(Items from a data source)
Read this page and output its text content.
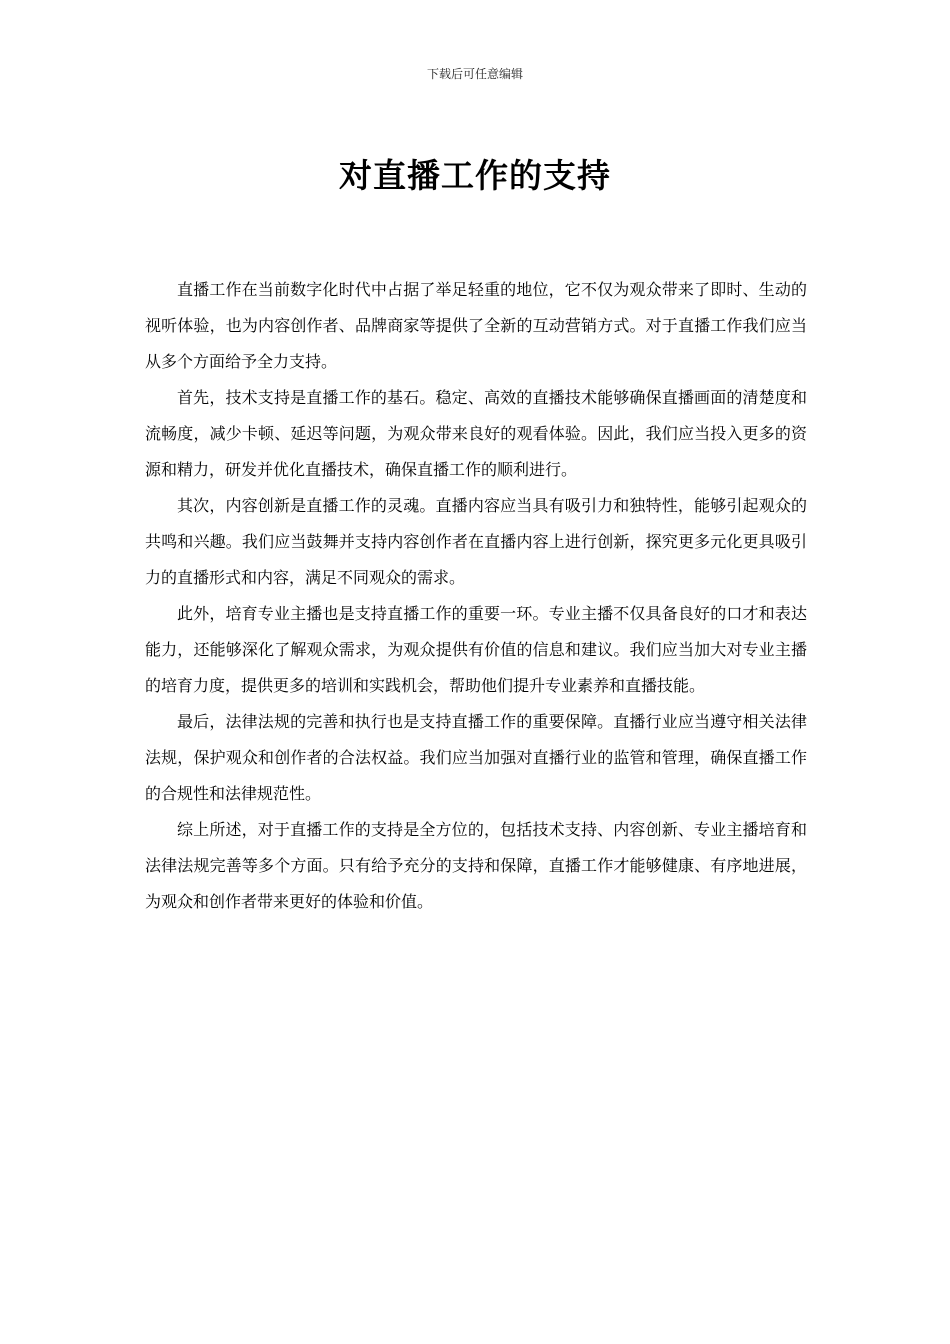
下载后可任意编辑
对直播工作的支持

直播工作在当前数字化时代中占据了举足轻重的地位，它不仅为观众带来了即时、生动的视听体验，也为内容创作者、品牌商家等提供了全新的互动营销方式。对于直播工作我们应当从多个方面给予全力支持。

首先，技术支持是直播工作的基石。稳定、高效的直播技术能够确保直播画面的清楚度和流畅度，减少卡顿、延迟等问题，为观众带来良好的观看体验。因此，我们应当投入更多的资源和精力，研发并优化直播技术，确保直播工作的顺利进行。

其次，内容创新是直播工作的灵魂。直播内容应当具有吸引力和独特性，能够引起观众的共鸣和兴趣。我们应当鼓舞并支持内容创作者在直播内容上进行创新，探究更多元化更具吸引力的直播形式和内容，满足不同观众的需求。

此外，培育专业主播也是支持直播工作的重要一环。专业主播不仅具备良好的口才和表达能力，还能够深化了解观众需求，为观众提供有价值的信息和建议。我们应当加大对专业主播的培育力度，提供更多的培训和实践机会，帮助他们提升专业素养和直播技能。

最后，法律法规的完善和执行也是支持直播工作的重要保障。直播行业应当遵守相关法律法规，保护观众和创作者的合法权益。我们应当加强对直播行业的监管和管理，确保直播工作的合规性和法律规范性。

综上所述，对于直播工作的支持是全方位的，包括技术支持、内容创新、专业主播培育和法律法规完善等多个方面。只有给予充分的支持和保障，直播工作才能够健康、有序地进展，为观众和创作者带来更好的体验和价值。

Aim of the task
Are you able to set down all the lines above exactly, without any pictures?

Exercise response
Read this page and output its text content.
下载后可任意编辑
对直播工作的支持

直播工作在当前数字化时代中占据了举足轻重的地位，它不仅为观众带来了即时、生动的视听体验，也为内容创作者、品牌商家等提供了全新的互动营销方式。对于直播工作我们应当从多个方面给予全力支持。

首先，技术支持是直播工作的基石。稳定、高效的直播技术能够确保直播画面的清楚度和流畅度，减少卡顿、延迟等问题，为观众带来良好的观看体验。因此，我们应当投入更多的资源和精力，研发并优化直播技术，确保直播工作的顺利进行。

其次，内容创新是直播工作的灵魂。直播内容应当具有吸引力和独特性，能够引起观众的共鸣和兴趣。我们应当鼓舞并支持内容创作者在直播内容上进行创新，探究更多元化更具吸引力的直播形式和内容，满足不同观众的需求。

此外，培育专业主播也是支持直播工作的重要一环。专业主播不仅具备良好的口才和表达能力，还能够深化了解观众需求，为观众提供有价值的信息和建议。我们应当加大对专业主播的培育力度，提供更多的培训和实践机会，帮助他们提升专业素养和直播技能。

最后，法律法规的完善和执行也是支持直播工作的重要保障。直播行业应当遵守相关法律法规，保护观众和创作者的合法权益。我们应当加强对直播行业的监管和管理，确保直播工作的合规性和法律规范性。

综上所述，对于直播工作的支持是全方位的，包括技术支持、内容创新、专业主播培育和法律法规完善等多个方面。只有给予充分的支持和保障，直播工作才能够健康、有序地进展，为观众和创作者带来更好的体验和价值。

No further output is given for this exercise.